+++ Records shown +++
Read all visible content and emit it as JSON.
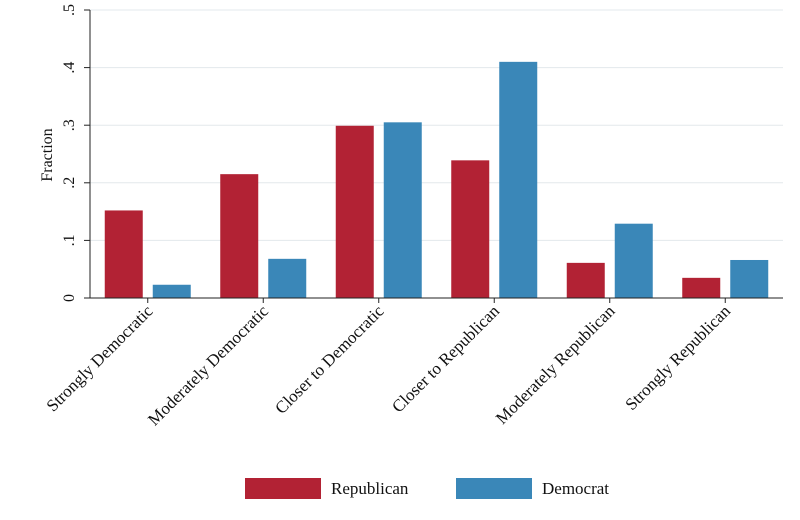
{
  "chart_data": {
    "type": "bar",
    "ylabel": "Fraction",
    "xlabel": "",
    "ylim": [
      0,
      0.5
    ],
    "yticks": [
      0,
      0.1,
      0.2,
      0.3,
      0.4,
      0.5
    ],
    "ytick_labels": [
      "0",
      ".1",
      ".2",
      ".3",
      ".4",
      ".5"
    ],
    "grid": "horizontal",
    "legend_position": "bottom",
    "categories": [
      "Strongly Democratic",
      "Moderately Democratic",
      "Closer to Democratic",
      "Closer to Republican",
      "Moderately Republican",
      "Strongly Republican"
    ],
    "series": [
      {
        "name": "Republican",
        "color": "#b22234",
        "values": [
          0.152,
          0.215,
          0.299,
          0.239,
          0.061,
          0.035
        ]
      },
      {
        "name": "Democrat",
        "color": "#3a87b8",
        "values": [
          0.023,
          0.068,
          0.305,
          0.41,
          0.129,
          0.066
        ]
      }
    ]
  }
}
+++
+++ Records shown +++
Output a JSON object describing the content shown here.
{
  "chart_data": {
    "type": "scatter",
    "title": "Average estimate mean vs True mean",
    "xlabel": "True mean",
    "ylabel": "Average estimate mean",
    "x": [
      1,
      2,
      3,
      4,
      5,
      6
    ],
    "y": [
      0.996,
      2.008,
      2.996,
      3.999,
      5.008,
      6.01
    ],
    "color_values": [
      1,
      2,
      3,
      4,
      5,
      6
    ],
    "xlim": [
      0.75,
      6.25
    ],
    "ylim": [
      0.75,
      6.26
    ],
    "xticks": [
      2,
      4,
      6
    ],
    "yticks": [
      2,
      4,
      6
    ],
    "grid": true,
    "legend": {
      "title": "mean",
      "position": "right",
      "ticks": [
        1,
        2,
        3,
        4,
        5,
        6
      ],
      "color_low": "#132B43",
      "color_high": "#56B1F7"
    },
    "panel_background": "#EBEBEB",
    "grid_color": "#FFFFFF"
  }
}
+++
### Stated exercise
Select every line where the word "mean" occurs.

### Worked answer
    "title": "Average estimate mean vs True mean",
    "xlabel": "True mean",
    "ylabel": "Average estimate mean",
      "title": "mean",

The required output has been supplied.